- **YOUR INSTRUCTIONS**
The entries below should be output exactly as written.

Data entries
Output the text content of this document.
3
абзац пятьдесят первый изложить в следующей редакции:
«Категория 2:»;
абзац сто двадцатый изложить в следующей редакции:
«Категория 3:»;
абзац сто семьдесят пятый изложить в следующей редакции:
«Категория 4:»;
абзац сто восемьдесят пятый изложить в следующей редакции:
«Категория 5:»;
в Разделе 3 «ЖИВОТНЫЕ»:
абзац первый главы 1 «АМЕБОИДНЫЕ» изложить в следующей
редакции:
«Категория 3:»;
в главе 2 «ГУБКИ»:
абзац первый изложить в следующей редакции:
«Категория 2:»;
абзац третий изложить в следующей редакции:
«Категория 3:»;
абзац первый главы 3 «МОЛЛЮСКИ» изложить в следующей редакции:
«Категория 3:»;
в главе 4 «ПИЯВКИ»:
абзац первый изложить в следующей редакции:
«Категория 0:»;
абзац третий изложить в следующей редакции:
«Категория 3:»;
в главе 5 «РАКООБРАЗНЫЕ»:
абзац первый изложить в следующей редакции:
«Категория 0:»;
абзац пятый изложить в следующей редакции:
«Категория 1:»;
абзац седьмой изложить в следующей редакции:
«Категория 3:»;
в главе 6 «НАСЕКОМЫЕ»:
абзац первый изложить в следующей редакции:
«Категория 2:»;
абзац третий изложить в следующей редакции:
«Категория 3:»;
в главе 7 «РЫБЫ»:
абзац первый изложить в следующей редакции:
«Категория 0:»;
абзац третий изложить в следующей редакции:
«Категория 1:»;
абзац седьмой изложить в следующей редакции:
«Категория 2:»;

- **RESPONSE**
Output the text content of this document.
3
абзац пятьдесят первый изложить в следующей редакции:
«Категория 2:»;
абзац сто двадцатый изложить в следующей редакции:
«Категория 3:»;
абзац сто семьдесят пятый изложить в следующей редакции:
«Категория 4:»;
абзац сто восемьдесят пятый изложить в следующей редакции:
«Категория 5:»;
в Разделе 3 «ЖИВОТНЫЕ»:
абзац первый главы 1 «АМЕБОИДНЫЕ» изложить в следующей
редакции:
«Категория 3:»;
в главе 2 «ГУБКИ»:
абзац первый изложить в следующей редакции:
«Категория 2:»;
абзац третий изложить в следующей редакции:
«Категория 3:»;
абзац первый главы 3 «МОЛЛЮСКИ» изложить в следующей редакции:
«Категория 3:»;
в главе 4 «ПИЯВКИ»:
абзац первый изложить в следующей редакции:
«Категория 0:»;
абзац третий изложить в следующей редакции:
«Категория 3:»;
в главе 5 «РАКООБРАЗНЫЕ»:
абзац первый изложить в следующей редакции:
«Категория 0:»;
абзац пятый изложить в следующей редакции:
«Категория 1:»;
абзац седьмой изложить в следующей редакции:
«Категория 3:»;
в главе 6 «НАСЕКОМЫЕ»:
абзац первый изложить в следующей редакции:
«Категория 2:»;
абзац третий изложить в следующей редакции:
«Категория 3:»;
в главе 7 «РЫБЫ»:
абзац первый изложить в следующей редакции:
«Категория 0:»;
абзац третий изложить в следующей редакции:
«Категория 1:»;
абзац седьмой изложить в следующей редакции:
«Категория 2:»;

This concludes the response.